Document segment Block Start

The 2002–03 AHL season was the 67th season of the American Hockey League. Twenty-eight teams played 80 games each in the schedule. The Hamilton Bulldogs finished first overall in the regular season. The Houston Aeros won their first Calder Cup championship.

==Team changes==
- The Quebec Citadelles move to Hamilton, Ontario, merging with the Hamilton Bulldogs, operating with as a joint affiliate for the Edmonton Oilers and Montreal Canadiens.
- The dormant Prince Edward Island Senators resume operations as the Binghamton Senators, based in Binghamton, New York, playing in the east division.
- The Springfield Falcons switch divisions from North to East.
- The Providence Bruins switch divisions from East to North.
- The Grand Rapids Griffins switch divisions from West to Central.
- The San Antonio Rampage join the AHL as an expansion team, based in San Antonio, Texas, playing in the west division.

Document segment Block End

### Required work
1 – Answer these questions using the AHL season text:
(a) How many games did each team play in the schedule?
(b) Which team won the Calder Cup championship?
(c) In which division did the San Antonio Rampage play?
2 – Output everything in the AHL season text from "The 2002–03 AHL" down to "North to East.".
The data that comes next is separate material, apart from the AHL season text.

Data extract Block Start

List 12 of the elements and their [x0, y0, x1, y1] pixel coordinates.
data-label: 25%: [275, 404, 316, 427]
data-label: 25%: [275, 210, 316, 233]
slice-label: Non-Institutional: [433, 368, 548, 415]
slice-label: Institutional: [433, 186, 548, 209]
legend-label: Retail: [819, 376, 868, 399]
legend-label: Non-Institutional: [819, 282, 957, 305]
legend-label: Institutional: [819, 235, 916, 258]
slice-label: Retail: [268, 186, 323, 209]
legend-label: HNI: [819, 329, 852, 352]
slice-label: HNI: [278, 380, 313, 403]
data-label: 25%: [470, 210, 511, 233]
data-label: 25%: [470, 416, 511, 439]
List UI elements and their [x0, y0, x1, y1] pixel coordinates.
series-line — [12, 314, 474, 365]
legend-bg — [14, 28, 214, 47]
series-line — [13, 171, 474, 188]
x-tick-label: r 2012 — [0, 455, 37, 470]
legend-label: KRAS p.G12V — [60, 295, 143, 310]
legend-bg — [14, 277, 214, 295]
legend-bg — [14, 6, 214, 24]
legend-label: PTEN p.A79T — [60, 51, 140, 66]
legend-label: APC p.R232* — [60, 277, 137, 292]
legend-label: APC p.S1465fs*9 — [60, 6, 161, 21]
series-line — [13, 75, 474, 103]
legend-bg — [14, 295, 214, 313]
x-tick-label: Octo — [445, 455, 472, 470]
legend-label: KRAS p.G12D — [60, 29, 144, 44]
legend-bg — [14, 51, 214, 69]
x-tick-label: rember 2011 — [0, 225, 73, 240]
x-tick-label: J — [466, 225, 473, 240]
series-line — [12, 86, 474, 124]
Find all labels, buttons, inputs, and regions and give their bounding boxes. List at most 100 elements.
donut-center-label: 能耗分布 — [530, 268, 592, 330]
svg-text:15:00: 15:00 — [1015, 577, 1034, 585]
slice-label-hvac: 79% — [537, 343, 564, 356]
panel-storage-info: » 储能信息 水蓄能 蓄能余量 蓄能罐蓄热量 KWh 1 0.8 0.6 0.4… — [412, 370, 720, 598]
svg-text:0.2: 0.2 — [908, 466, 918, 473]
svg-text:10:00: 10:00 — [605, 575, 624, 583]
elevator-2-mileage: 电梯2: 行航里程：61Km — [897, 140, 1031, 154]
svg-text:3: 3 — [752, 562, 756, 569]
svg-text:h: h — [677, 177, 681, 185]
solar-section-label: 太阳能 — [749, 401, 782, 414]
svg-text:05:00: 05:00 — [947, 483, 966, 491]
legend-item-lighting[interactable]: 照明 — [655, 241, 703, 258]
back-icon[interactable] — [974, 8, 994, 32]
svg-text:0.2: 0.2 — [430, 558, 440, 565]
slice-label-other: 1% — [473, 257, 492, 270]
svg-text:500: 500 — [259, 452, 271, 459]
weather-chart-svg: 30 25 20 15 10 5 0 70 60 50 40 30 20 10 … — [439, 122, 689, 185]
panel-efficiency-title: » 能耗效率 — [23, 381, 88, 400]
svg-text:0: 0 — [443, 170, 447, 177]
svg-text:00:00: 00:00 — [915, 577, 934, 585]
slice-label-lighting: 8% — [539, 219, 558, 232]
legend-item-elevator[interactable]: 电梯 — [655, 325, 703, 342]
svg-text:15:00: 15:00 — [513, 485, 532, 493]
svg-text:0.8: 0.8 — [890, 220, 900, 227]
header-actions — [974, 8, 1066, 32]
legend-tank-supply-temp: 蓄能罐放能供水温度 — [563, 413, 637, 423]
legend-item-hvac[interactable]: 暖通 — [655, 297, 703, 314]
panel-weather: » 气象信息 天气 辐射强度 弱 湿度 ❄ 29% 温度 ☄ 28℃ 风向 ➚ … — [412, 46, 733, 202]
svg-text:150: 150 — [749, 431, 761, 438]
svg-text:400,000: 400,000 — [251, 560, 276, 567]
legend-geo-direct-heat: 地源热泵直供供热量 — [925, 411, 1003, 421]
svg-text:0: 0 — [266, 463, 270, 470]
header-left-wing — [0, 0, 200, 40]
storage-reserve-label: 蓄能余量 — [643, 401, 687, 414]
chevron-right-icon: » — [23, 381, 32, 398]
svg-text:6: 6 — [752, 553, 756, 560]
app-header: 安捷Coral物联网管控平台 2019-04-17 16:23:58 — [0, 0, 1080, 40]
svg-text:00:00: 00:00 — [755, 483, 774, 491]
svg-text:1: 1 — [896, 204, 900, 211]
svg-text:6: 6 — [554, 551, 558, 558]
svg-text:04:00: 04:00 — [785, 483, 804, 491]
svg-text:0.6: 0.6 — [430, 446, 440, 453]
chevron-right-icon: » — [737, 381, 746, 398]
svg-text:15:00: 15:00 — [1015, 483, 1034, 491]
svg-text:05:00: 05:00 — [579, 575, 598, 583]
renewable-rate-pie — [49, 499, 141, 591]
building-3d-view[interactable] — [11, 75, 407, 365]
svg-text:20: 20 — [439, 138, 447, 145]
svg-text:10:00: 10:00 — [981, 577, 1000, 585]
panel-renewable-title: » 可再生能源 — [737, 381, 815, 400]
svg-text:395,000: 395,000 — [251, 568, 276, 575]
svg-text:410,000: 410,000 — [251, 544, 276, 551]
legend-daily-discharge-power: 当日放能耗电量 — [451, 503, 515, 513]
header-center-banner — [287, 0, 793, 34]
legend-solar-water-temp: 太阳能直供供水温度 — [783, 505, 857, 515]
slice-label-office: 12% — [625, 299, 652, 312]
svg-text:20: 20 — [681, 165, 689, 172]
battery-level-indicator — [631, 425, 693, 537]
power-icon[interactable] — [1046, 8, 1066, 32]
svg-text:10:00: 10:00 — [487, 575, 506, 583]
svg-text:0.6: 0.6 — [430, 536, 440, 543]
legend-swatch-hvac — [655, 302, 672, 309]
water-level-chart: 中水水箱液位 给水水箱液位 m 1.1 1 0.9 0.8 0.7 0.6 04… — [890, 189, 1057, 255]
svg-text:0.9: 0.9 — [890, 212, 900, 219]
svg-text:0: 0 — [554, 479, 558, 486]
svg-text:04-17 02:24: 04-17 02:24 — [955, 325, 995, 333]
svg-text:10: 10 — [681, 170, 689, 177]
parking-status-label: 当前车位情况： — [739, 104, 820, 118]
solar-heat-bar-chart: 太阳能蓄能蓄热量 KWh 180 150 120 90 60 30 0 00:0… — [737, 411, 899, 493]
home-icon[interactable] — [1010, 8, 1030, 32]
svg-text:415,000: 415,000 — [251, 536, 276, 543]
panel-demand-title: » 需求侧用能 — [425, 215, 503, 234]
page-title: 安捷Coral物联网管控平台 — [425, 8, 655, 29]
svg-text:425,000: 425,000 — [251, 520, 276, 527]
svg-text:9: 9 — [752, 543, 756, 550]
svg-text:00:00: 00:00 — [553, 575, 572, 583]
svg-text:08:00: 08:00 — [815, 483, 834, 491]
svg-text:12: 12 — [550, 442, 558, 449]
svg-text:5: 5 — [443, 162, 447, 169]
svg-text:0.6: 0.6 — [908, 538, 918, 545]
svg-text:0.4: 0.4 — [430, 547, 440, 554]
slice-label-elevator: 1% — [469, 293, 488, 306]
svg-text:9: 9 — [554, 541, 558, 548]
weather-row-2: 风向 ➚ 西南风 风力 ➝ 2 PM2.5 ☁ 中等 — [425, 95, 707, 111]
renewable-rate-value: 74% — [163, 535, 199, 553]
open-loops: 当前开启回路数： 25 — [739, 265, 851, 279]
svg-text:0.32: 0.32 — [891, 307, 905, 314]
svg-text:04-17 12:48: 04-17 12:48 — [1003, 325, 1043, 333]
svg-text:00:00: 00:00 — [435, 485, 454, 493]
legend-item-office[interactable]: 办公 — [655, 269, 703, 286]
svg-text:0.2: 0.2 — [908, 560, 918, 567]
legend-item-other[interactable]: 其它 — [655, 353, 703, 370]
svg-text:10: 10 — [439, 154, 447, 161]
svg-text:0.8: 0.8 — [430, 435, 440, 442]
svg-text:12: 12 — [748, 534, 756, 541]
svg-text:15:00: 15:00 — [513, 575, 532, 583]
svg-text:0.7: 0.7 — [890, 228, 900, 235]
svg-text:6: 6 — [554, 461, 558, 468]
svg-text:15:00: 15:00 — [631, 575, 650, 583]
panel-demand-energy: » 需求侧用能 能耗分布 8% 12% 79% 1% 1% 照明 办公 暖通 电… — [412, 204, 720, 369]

Data extract Block End

### Task results
1 –
(a) 80 games
(b) The Houston Aeros
(c) The west division

2 –
The 2002–03 AHL season was the 67th season of the American Hockey League. Twenty-eight teams played 80 games each in the schedule. The Hamilton Bulldogs finished first overall in the regular season. The Houston Aeros won their first Calder Cup championship.

==Team changes==
- The Quebec Citadelles move to Hamilton, Ontario, merging with the Hamilton Bulldogs, operating with as a joint affiliate for the Edmonton Oilers and Montreal Canadiens.
- The dormant Prince Edward Island Senators resume operations as the Binghamton Senators, based in Binghamton, New York, playing in the east division.
- The Springfield Falcons switch divisions from North to East.